## INSTRUCTIONS TO FOLLOW
State how many lines of the records contain the string "author", and give no other information.

━━━ DATA EXTRACT

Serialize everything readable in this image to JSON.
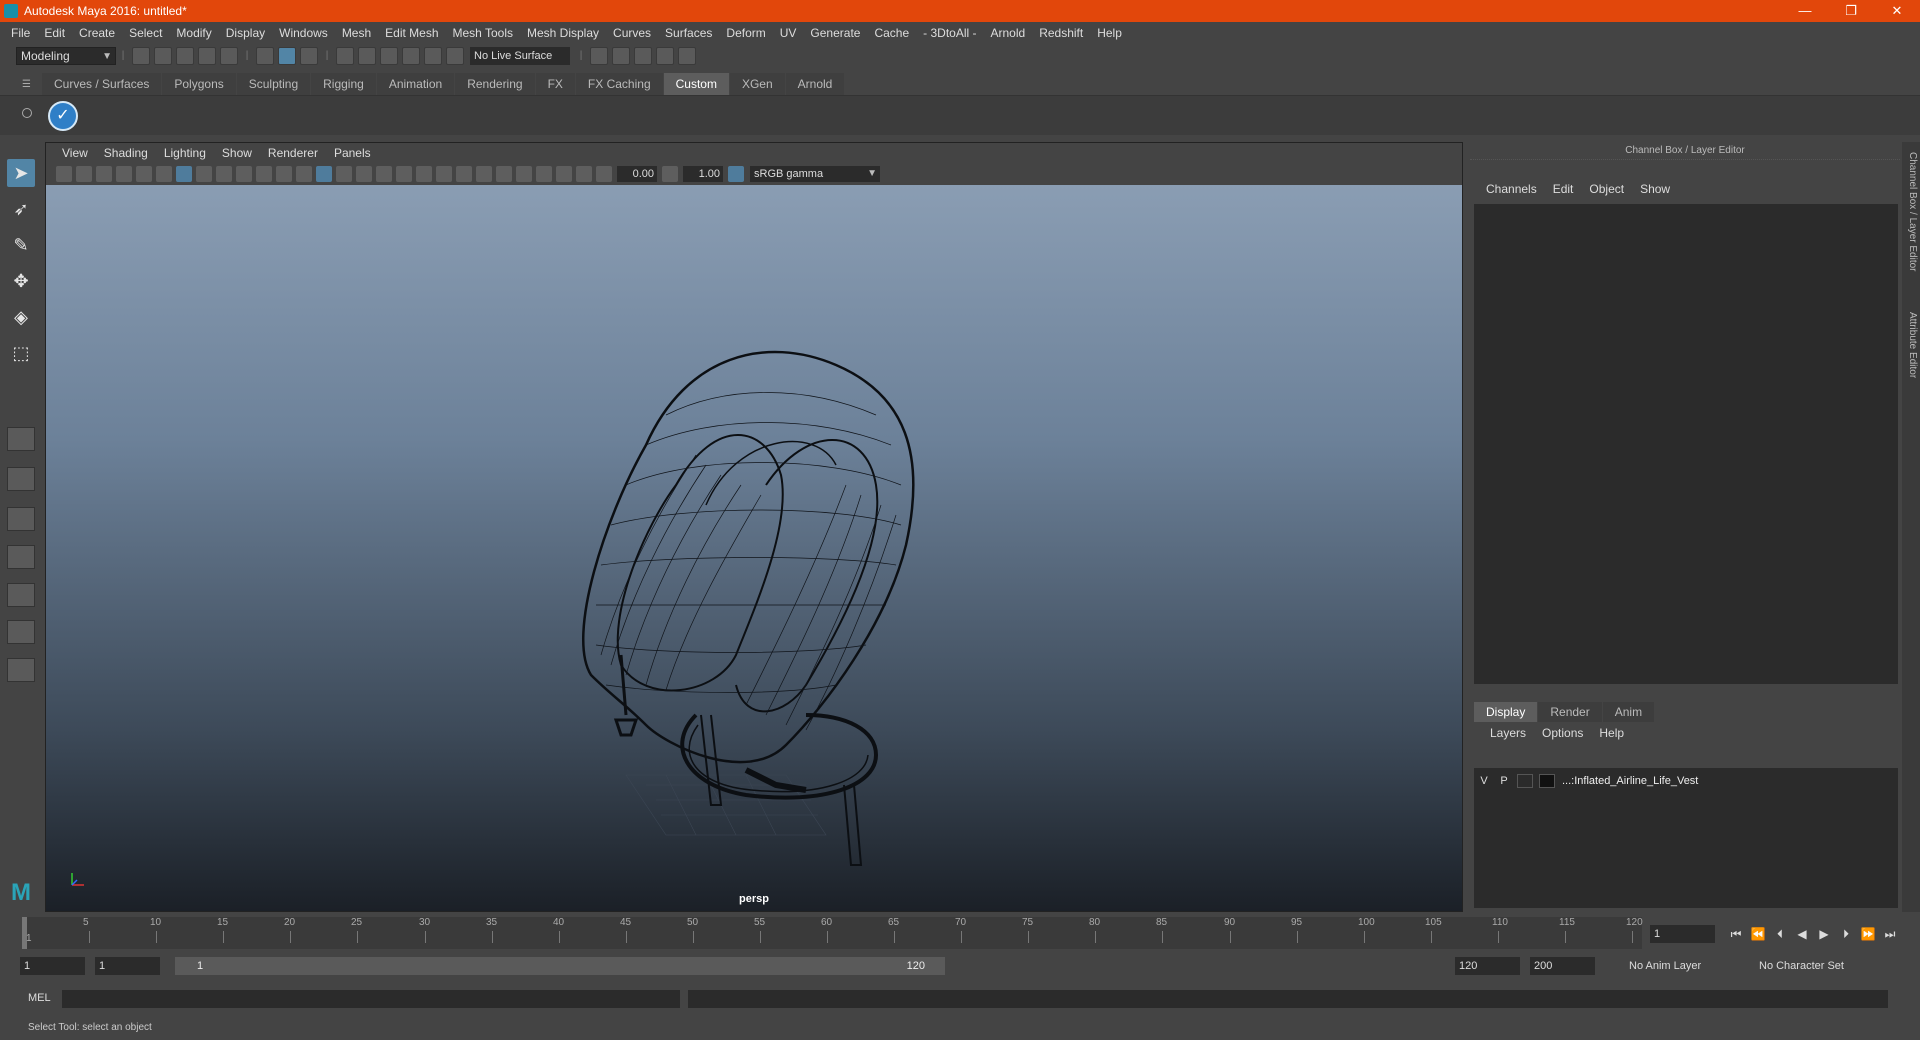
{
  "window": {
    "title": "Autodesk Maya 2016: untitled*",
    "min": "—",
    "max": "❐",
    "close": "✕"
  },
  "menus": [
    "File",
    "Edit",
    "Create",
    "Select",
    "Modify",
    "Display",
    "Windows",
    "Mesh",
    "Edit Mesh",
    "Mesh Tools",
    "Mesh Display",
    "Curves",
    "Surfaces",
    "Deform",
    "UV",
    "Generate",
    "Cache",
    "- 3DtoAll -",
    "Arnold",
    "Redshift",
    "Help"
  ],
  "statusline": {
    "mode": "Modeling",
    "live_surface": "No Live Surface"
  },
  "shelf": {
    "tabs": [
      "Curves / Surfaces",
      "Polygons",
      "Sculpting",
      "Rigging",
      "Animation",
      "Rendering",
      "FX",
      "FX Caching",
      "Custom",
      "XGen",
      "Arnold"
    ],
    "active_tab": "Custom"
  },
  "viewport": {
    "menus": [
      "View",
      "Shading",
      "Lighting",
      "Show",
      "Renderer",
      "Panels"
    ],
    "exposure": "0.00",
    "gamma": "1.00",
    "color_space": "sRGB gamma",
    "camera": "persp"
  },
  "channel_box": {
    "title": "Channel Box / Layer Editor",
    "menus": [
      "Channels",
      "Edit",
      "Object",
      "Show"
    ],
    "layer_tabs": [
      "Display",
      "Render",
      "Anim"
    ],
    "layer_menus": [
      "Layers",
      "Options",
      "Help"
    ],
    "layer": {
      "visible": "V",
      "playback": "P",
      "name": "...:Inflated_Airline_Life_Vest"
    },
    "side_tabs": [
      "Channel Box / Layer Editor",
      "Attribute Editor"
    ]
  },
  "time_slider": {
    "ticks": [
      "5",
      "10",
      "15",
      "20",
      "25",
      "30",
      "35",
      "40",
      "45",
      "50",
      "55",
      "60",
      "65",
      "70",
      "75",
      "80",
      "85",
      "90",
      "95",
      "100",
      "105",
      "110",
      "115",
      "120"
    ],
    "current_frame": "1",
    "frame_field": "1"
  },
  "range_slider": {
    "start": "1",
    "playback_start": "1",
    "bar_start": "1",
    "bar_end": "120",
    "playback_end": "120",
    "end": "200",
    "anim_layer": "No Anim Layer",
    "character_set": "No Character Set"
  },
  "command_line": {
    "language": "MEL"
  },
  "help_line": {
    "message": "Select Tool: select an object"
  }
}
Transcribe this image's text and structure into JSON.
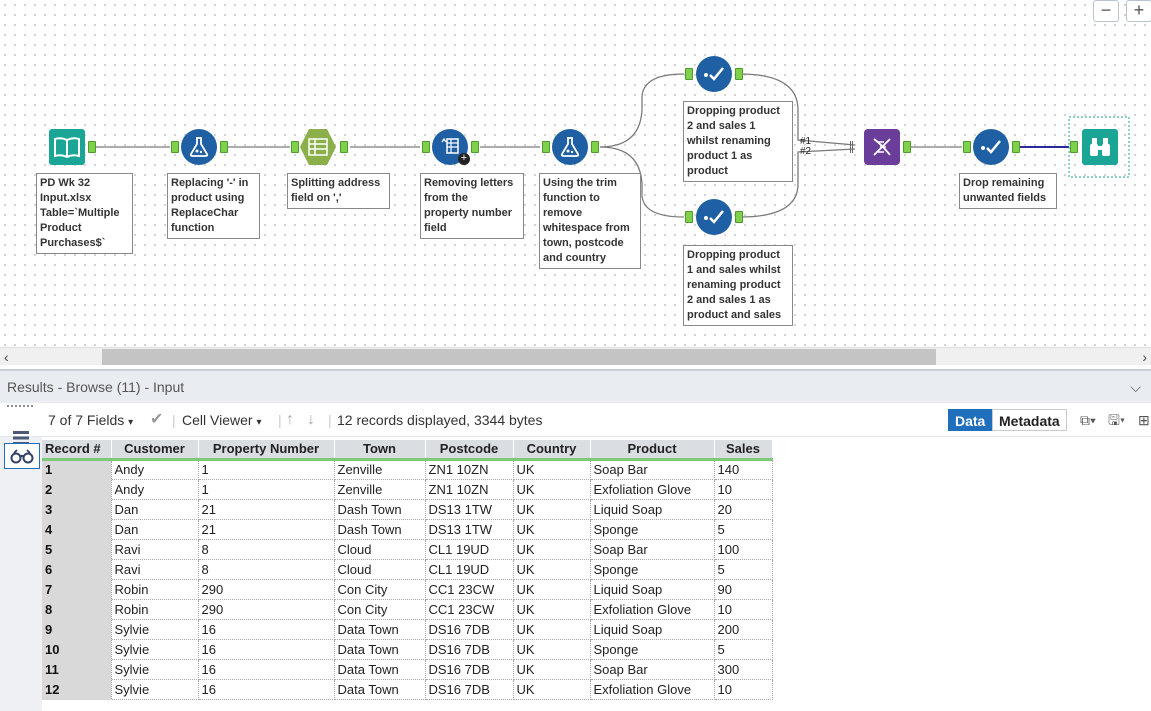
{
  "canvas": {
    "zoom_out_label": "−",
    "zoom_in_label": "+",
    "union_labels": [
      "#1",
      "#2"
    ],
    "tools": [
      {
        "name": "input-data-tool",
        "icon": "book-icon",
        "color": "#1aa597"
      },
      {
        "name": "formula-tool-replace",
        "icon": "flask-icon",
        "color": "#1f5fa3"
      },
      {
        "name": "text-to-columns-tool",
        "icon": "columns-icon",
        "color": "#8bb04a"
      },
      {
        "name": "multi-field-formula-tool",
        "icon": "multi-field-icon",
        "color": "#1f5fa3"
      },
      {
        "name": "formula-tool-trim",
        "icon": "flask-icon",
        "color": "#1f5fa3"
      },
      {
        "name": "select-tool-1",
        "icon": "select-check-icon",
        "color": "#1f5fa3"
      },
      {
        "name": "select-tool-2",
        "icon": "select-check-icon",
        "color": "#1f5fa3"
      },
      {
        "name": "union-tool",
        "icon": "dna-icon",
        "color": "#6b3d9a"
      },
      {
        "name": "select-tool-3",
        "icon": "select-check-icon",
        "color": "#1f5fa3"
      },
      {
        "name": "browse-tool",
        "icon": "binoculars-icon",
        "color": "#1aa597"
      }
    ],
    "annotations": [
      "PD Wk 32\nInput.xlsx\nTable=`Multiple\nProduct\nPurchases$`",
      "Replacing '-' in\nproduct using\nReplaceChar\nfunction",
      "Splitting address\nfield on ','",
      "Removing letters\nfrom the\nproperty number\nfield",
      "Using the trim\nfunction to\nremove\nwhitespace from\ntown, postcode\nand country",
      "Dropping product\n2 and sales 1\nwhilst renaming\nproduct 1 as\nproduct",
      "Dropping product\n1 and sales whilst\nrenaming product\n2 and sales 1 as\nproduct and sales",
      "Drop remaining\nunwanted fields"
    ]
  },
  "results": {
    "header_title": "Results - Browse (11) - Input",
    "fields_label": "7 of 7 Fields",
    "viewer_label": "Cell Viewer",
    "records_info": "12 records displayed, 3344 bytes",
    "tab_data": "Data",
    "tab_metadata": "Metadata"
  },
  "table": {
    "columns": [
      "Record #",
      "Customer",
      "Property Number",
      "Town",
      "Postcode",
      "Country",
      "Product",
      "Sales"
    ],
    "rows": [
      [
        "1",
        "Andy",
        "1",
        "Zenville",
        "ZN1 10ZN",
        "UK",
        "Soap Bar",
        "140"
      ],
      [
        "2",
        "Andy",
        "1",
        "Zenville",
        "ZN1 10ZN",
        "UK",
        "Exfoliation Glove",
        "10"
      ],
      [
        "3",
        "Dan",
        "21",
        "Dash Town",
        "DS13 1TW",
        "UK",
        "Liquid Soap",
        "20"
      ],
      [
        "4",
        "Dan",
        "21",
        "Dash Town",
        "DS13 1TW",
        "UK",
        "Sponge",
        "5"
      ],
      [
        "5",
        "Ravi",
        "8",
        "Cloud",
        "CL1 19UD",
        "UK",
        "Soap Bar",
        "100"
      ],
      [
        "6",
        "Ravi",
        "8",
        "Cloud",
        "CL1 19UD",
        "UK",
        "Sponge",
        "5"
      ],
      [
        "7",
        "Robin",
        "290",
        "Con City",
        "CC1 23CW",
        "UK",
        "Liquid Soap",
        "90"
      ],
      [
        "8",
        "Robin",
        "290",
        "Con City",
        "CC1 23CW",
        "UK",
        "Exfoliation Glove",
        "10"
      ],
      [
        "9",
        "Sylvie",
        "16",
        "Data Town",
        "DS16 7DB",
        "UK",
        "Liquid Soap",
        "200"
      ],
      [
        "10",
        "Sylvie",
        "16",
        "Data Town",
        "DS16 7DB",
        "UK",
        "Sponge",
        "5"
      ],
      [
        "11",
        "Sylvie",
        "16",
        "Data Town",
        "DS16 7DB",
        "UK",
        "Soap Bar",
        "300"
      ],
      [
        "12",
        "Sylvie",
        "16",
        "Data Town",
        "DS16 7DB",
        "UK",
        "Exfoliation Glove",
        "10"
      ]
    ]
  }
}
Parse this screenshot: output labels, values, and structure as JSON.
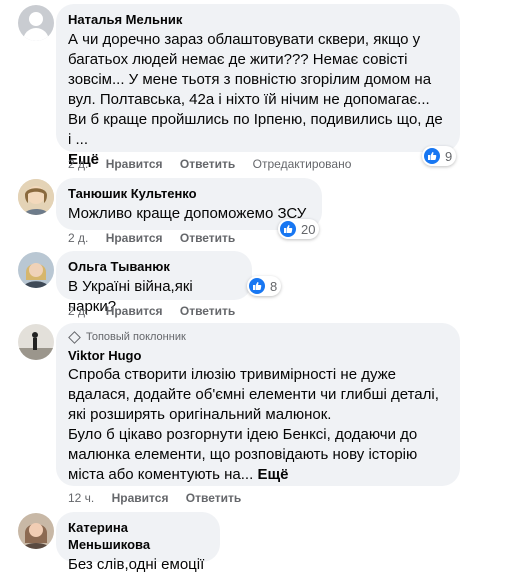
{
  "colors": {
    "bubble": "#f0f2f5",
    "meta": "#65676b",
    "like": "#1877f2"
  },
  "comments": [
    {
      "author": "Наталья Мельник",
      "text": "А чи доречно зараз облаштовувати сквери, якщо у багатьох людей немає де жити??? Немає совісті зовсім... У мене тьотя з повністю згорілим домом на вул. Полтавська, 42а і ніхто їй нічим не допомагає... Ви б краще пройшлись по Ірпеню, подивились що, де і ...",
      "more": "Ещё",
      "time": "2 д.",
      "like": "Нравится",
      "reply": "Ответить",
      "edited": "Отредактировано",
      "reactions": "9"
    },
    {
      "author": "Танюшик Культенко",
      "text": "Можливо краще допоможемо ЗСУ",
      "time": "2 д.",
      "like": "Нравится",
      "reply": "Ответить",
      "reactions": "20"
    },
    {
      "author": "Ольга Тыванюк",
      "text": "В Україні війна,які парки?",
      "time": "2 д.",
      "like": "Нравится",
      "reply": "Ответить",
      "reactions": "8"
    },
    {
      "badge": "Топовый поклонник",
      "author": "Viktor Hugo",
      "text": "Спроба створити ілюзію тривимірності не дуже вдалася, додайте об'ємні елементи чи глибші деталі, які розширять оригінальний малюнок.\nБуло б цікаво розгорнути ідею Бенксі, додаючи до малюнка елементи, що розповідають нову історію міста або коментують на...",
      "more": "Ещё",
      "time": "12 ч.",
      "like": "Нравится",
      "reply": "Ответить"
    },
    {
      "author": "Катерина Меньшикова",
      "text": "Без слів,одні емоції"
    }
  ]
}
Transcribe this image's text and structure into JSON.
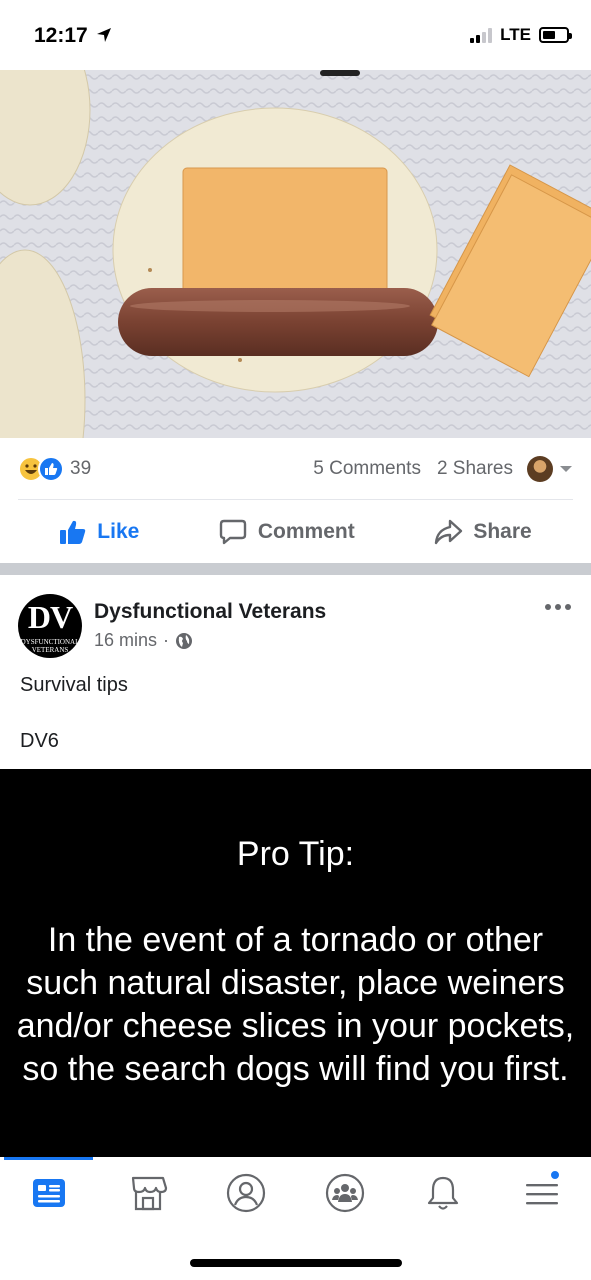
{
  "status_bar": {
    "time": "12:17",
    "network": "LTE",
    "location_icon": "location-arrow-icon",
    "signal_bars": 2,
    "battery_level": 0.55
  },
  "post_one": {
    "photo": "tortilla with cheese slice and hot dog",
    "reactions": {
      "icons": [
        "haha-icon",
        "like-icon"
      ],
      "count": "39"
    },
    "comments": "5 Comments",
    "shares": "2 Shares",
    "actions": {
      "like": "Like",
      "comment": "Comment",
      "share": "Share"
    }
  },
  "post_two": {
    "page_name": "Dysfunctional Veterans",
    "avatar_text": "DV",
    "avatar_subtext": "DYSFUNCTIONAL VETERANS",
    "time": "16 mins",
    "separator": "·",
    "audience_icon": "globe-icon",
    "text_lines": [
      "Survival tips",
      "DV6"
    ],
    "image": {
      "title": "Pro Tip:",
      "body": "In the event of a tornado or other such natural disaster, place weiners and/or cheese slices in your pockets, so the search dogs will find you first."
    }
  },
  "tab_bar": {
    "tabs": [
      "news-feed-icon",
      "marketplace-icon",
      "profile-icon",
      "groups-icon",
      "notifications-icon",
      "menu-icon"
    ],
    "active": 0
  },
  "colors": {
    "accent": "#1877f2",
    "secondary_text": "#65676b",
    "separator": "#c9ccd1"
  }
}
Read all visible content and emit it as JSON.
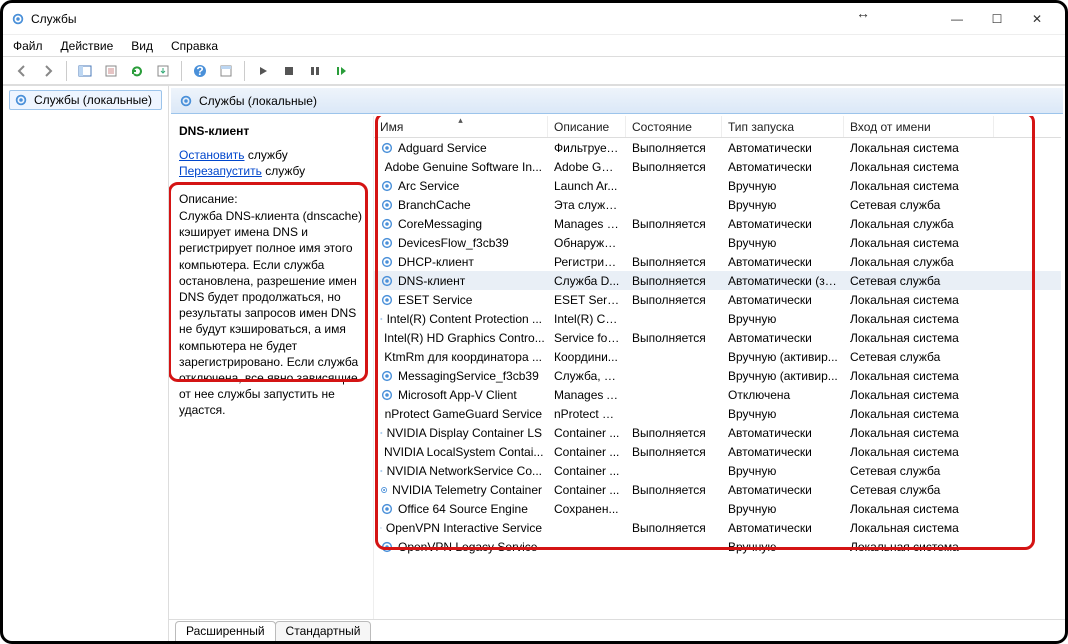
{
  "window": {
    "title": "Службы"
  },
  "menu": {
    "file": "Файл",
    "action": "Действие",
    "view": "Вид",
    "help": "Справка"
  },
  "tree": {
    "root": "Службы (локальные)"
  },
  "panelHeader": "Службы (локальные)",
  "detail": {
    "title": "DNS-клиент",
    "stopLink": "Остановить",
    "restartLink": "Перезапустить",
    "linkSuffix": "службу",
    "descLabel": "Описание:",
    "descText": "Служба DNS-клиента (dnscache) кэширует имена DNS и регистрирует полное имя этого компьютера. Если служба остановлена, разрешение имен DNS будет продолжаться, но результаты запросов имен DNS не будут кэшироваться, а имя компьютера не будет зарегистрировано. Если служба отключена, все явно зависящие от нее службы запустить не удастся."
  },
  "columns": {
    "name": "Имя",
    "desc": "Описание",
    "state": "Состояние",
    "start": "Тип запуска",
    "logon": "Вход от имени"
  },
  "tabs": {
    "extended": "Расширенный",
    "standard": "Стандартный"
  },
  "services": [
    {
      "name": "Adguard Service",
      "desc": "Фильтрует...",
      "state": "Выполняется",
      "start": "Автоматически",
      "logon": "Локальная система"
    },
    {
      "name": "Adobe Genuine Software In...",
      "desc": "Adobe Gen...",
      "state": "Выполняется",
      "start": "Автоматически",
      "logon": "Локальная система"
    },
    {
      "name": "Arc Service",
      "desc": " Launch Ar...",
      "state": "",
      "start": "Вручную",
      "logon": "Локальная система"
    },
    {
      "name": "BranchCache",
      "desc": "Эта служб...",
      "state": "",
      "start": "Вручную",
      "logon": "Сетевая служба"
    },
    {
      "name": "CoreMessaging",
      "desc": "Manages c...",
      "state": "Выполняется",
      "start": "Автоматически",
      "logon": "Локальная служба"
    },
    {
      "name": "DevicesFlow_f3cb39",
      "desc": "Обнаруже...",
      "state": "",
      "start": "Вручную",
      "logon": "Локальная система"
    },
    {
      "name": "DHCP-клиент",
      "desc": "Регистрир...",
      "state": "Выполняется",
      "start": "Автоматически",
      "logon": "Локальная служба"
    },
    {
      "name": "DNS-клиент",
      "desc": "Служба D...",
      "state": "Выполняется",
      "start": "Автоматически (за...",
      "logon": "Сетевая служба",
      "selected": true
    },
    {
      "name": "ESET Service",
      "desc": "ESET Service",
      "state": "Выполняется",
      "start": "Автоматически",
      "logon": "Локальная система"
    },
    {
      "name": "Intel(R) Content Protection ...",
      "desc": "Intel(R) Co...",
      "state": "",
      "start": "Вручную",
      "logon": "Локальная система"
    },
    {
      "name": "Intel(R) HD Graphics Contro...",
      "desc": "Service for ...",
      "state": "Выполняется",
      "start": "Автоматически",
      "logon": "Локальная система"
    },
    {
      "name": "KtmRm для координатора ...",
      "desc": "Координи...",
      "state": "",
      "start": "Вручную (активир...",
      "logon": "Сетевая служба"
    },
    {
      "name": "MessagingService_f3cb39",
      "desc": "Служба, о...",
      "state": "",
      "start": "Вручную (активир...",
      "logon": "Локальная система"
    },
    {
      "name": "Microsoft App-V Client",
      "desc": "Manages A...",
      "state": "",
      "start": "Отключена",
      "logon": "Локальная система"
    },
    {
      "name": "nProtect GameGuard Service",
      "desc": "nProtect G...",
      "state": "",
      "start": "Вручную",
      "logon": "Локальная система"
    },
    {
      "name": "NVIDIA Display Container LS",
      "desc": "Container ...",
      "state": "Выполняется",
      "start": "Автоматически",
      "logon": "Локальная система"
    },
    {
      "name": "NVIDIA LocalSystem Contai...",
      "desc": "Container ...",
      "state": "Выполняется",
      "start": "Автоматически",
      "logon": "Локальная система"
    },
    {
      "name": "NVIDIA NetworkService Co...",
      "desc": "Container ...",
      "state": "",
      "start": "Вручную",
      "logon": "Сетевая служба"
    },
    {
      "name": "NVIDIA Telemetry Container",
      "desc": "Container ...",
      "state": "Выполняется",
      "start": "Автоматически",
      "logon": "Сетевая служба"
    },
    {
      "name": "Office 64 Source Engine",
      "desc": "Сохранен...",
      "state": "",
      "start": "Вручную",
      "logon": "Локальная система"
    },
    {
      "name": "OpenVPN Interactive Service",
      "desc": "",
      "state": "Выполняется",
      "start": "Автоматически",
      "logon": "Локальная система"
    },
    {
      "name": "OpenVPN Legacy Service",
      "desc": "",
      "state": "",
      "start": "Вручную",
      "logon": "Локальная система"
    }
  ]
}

━━━━━━

## FINAL ANSWER
5